* EXERCISE INPUTS *
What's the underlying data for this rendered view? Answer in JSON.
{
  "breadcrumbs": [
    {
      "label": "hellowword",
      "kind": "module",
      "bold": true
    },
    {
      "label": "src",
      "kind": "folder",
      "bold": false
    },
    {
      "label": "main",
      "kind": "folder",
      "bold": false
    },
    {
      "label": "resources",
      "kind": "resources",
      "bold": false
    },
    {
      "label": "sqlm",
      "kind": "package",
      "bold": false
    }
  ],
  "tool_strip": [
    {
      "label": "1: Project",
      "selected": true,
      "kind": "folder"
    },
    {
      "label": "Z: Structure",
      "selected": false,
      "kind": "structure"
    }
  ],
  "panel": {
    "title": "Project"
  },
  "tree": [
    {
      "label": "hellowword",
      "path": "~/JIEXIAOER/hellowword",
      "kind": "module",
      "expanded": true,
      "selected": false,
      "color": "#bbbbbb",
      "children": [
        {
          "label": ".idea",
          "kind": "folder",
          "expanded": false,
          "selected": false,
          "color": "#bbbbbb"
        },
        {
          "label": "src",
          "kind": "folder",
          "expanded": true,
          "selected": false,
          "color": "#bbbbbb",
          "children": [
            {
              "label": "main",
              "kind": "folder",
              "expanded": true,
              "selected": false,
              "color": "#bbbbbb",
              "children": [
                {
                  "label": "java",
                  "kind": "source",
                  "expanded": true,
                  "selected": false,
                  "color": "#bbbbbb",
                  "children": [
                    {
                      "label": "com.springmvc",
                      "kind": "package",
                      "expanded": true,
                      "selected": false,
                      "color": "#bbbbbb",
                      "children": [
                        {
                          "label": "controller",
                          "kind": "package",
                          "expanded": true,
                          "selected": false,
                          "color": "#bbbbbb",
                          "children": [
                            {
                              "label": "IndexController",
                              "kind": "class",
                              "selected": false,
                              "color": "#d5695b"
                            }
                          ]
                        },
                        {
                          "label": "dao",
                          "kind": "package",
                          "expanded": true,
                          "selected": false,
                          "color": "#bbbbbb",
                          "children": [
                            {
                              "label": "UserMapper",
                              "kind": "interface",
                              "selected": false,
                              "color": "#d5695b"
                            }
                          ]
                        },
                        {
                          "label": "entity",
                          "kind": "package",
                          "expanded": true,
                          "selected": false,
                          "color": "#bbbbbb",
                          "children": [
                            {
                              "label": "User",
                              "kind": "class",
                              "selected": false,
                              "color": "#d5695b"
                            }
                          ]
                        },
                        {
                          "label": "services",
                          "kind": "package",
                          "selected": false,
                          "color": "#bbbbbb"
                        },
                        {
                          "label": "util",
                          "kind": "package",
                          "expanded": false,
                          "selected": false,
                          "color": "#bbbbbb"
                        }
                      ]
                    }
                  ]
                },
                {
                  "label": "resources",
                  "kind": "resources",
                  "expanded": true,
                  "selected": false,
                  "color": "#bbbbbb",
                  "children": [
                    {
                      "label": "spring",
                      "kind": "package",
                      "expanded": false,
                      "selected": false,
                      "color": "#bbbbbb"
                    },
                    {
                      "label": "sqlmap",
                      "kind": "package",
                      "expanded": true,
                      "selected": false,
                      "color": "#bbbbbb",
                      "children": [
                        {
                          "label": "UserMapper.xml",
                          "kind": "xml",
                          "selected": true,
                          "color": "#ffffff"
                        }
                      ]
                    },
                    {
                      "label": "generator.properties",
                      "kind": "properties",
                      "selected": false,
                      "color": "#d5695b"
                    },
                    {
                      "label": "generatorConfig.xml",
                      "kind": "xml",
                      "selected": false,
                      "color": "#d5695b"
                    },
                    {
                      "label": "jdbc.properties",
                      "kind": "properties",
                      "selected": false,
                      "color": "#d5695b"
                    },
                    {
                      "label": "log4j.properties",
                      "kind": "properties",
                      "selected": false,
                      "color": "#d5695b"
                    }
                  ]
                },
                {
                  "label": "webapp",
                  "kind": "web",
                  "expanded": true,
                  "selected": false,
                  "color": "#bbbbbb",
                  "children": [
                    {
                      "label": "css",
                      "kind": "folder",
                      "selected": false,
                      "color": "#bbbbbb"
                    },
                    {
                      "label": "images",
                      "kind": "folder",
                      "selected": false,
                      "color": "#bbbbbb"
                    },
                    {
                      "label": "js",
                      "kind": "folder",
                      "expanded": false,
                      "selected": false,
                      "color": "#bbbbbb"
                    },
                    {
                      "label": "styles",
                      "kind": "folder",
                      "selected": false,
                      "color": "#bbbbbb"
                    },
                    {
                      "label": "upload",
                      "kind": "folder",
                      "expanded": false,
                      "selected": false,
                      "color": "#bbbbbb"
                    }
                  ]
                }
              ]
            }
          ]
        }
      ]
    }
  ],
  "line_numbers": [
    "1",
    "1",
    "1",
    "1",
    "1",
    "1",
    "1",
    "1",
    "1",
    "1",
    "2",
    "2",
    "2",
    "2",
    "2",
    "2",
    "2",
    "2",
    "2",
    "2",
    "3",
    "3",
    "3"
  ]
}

* EXERCISE REQUIREMENTS *
Reproduce each record shown above without altering a single word.

* RESULT FOR THIS TASK *
What's the underlying data for this rendered view? Answer in JSON.
{
  "breadcrumbs": [
    {
      "label": "hellowword",
      "kind": "module",
      "bold": true
    },
    {
      "label": "src",
      "kind": "folder",
      "bold": false
    },
    {
      "label": "main",
      "kind": "folder",
      "bold": false
    },
    {
      "label": "resources",
      "kind": "resources",
      "bold": false
    },
    {
      "label": "sqlm",
      "kind": "package",
      "bold": false
    }
  ],
  "tool_strip": [
    {
      "label": "1: Project",
      "selected": true,
      "kind": "folder"
    },
    {
      "label": "Z: Structure",
      "selected": false,
      "kind": "structure"
    }
  ],
  "panel": {
    "title": "Project"
  },
  "tree": [
    {
      "label": "hellowword",
      "path": "~/JIEXIAOER/hellowword",
      "kind": "module",
      "expanded": true,
      "selected": false,
      "color": "#bbbbbb",
      "children": [
        {
          "label": ".idea",
          "kind": "folder",
          "expanded": false,
          "selected": false,
          "color": "#bbbbbb"
        },
        {
          "label": "src",
          "kind": "folder",
          "expanded": true,
          "selected": false,
          "color": "#bbbbbb",
          "children": [
            {
              "label": "main",
              "kind": "folder",
              "expanded": true,
              "selected": false,
              "color": "#bbbbbb",
              "children": [
                {
                  "label": "java",
                  "kind": "source",
                  "expanded": true,
                  "selected": false,
                  "color": "#bbbbbb",
                  "children": [
                    {
                      "label": "com.springmvc",
                      "kind": "package",
                      "expanded": true,
                      "selected": false,
                      "color": "#bbbbbb",
                      "children": [
                        {
                          "label": "controller",
                          "kind": "package",
                          "expanded": true,
                          "selected": false,
                          "color": "#bbbbbb",
                          "children": [
                            {
                              "label": "IndexController",
                              "kind": "class",
                              "selected": false,
                              "color": "#d5695b"
                            }
                          ]
                        },
                        {
                          "label": "dao",
                          "kind": "package",
                          "expanded": true,
                          "selected": false,
                          "color": "#bbbbbb",
                          "children": [
                            {
                              "label": "UserMapper",
                              "kind": "interface",
                              "selected": false,
                              "color": "#d5695b"
                            }
                          ]
                        },
                        {
                          "label": "entity",
                          "kind": "package",
                          "expanded": true,
                          "selected": false,
                          "color": "#bbbbbb",
                          "children": [
                            {
                              "label": "User",
                              "kind": "class",
                              "selected": false,
                              "color": "#d5695b"
                            }
                          ]
                        },
                        {
                          "label": "services",
                          "kind": "package",
                          "selected": false,
                          "color": "#bbbbbb"
                        },
                        {
                          "label": "util",
                          "kind": "package",
                          "expanded": false,
                          "selected": false,
                          "color": "#bbbbbb"
                        }
                      ]
                    }
                  ]
                },
                {
                  "label": "resources",
                  "kind": "resources",
                  "expanded": true,
                  "selected": false,
                  "color": "#bbbbbb",
                  "children": [
                    {
                      "label": "spring",
                      "kind": "package",
                      "expanded": false,
                      "selected": false,
                      "color": "#bbbbbb"
                    },
                    {
                      "label": "sqlmap",
                      "kind": "package",
                      "expanded": true,
                      "selected": false,
                      "color": "#bbbbbb",
                      "children": [
                        {
                          "label": "UserMapper.xml",
                          "kind": "xml",
                          "selected": true,
                          "color": "#ffffff"
                        }
                      ]
                    },
                    {
                      "label": "generator.properties",
                      "kind": "properties",
                      "selected": false,
                      "color": "#d5695b"
                    },
                    {
                      "label": "generatorConfig.xml",
                      "kind": "xml",
                      "selected": false,
                      "color": "#d5695b"
                    },
                    {
                      "label": "jdbc.properties",
                      "kind": "properties",
                      "selected": false,
                      "color": "#d5695b"
                    },
                    {
                      "label": "log4j.properties",
                      "kind": "properties",
                      "selected": false,
                      "color": "#d5695b"
                    }
                  ]
                },
                {
                  "label": "webapp",
                  "kind": "web",
                  "expanded": true,
                  "selected": false,
                  "color": "#bbbbbb",
                  "children": [
                    {
                      "label": "css",
                      "kind": "folder",
                      "selected": false,
                      "color": "#bbbbbb"
                    },
                    {
                      "label": "images",
                      "kind": "folder",
                      "selected": false,
                      "color": "#bbbbbb"
                    },
                    {
                      "label": "js",
                      "kind": "folder",
                      "expanded": false,
                      "selected": false,
                      "color": "#bbbbbb"
                    },
                    {
                      "label": "styles",
                      "kind": "folder",
                      "selected": false,
                      "color": "#bbbbbb"
                    },
                    {
                      "label": "upload",
                      "kind": "folder",
                      "expanded": false,
                      "selected": false,
                      "color": "#bbbbbb"
                    }
                  ]
                }
              ]
            }
          ]
        }
      ]
    }
  ],
  "line_numbers": [
    "1",
    "1",
    "1",
    "1",
    "1",
    "1",
    "1",
    "1",
    "1",
    "1",
    "2",
    "2",
    "2",
    "2",
    "2",
    "2",
    "2",
    "2",
    "2",
    "2",
    "3",
    "3",
    "3"
  ]
}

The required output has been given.